§ REQUIREMENTS:
Look through the records below, and copy out every line that holds the string "this".

§ Stored dataset items:
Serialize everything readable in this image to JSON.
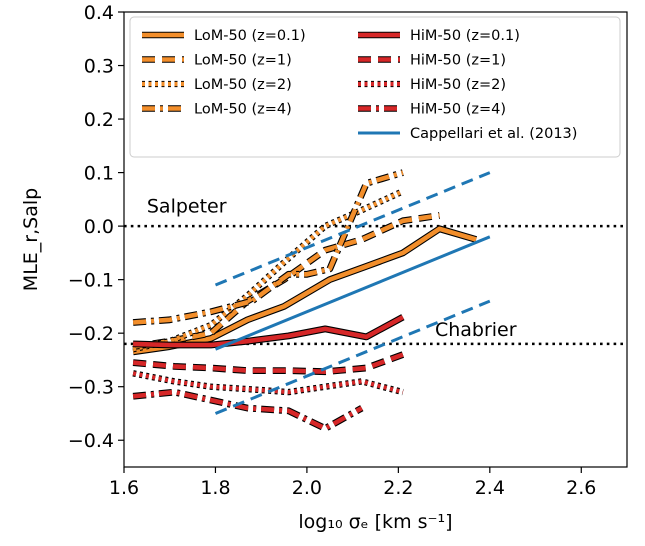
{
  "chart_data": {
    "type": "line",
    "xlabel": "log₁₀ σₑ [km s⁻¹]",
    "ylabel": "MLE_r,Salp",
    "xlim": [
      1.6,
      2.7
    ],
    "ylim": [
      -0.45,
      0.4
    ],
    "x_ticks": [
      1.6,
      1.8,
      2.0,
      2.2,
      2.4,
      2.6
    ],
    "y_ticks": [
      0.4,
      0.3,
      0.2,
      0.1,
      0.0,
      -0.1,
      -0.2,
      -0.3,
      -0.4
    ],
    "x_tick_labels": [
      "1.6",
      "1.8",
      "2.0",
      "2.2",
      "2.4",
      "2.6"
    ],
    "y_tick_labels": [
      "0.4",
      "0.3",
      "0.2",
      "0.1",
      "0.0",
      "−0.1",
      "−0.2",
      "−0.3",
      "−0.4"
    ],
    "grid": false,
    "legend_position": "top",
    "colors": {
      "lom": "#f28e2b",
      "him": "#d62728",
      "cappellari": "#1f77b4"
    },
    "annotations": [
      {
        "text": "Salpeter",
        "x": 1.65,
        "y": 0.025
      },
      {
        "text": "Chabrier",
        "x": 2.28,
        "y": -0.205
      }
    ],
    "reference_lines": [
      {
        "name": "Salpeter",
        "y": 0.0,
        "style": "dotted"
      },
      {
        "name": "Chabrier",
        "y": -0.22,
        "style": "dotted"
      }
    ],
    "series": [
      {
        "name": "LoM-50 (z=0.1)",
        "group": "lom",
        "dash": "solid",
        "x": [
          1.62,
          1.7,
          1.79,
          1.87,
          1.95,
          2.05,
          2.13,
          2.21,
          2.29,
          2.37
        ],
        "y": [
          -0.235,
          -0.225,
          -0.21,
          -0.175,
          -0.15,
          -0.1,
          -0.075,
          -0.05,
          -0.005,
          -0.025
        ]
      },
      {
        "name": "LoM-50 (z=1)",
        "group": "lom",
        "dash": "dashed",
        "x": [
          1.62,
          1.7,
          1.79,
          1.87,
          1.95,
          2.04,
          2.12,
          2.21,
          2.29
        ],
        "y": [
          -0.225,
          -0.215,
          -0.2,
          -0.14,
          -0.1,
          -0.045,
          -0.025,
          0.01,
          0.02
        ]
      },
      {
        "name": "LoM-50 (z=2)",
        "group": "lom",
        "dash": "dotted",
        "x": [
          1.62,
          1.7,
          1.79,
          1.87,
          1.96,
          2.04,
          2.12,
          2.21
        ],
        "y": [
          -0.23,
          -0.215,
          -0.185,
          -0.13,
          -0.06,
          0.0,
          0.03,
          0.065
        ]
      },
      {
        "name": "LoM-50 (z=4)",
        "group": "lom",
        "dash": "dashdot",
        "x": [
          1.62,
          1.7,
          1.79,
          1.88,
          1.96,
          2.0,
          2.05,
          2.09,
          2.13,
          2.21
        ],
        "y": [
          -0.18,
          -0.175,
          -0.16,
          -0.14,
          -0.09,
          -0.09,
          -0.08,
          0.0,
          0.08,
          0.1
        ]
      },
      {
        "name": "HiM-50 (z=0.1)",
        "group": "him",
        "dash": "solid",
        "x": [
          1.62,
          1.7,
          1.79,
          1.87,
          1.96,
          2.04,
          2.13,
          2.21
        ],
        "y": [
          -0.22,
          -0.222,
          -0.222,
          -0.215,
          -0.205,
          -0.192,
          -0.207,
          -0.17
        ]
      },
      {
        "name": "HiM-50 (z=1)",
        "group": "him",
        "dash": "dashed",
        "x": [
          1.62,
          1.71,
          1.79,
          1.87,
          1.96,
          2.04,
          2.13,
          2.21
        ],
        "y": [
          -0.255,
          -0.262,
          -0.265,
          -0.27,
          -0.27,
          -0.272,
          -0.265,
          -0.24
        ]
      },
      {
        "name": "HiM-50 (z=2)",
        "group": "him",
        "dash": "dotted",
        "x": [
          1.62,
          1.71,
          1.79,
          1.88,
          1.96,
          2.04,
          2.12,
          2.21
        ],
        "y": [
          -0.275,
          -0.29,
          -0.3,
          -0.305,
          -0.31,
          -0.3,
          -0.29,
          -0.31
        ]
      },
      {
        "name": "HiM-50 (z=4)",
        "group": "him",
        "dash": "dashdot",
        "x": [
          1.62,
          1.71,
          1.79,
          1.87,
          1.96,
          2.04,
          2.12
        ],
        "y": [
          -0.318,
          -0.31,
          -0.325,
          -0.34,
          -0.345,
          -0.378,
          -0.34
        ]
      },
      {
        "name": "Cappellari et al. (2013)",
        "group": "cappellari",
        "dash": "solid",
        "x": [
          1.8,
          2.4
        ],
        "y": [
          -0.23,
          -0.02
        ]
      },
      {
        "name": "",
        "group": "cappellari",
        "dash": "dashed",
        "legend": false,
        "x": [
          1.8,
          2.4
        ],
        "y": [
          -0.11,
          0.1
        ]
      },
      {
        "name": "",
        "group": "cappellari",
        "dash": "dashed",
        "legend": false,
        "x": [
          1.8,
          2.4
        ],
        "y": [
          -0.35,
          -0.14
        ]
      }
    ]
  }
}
...
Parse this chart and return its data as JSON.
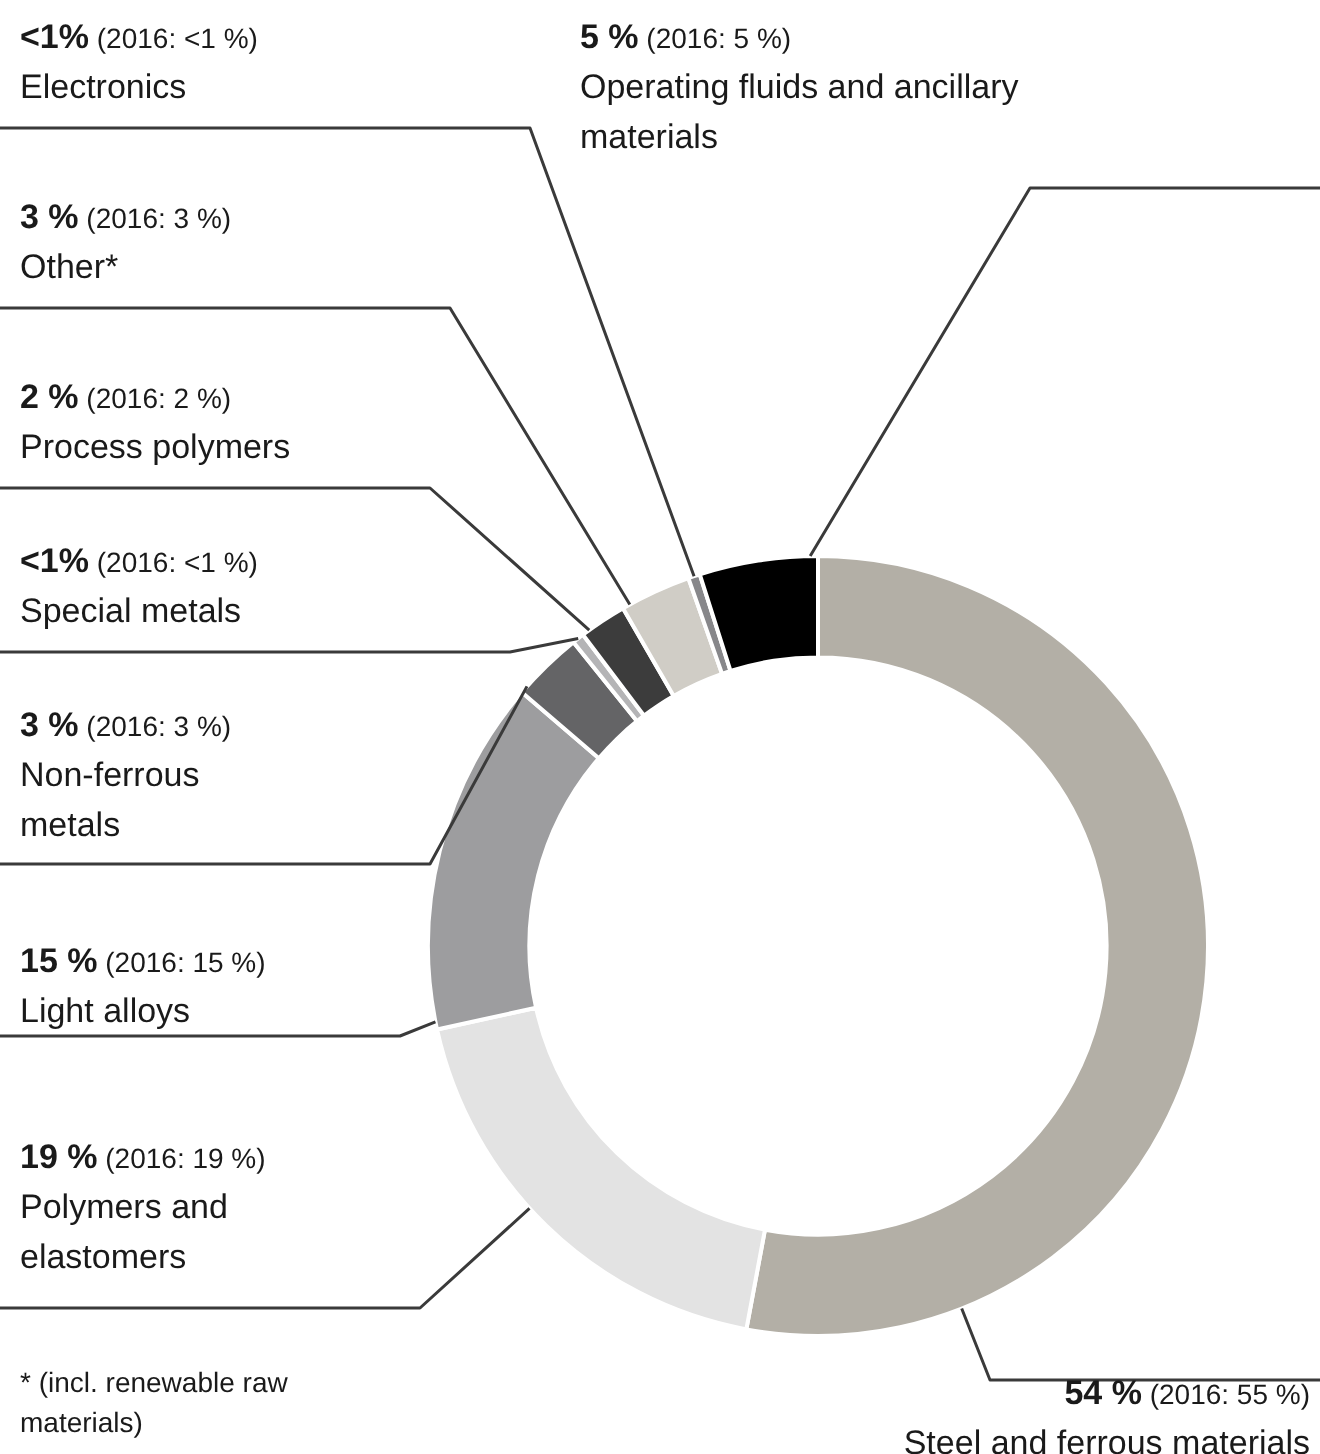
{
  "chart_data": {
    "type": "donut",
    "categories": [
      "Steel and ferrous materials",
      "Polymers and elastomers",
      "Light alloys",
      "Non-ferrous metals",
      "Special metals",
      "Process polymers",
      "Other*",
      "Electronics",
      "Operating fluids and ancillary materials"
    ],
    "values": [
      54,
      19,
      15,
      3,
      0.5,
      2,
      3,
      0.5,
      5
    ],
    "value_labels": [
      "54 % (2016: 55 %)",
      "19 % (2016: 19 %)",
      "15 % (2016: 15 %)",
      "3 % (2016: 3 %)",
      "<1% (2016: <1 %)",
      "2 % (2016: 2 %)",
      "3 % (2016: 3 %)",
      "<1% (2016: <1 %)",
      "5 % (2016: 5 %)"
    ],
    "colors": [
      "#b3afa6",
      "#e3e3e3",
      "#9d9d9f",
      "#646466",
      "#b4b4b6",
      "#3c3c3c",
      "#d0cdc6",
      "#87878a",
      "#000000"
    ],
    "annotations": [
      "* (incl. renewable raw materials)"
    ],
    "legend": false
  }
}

§ TASK ANSWER:
Serialize everything readable in this image to JSON.
Parse this chart and return its data as JSON.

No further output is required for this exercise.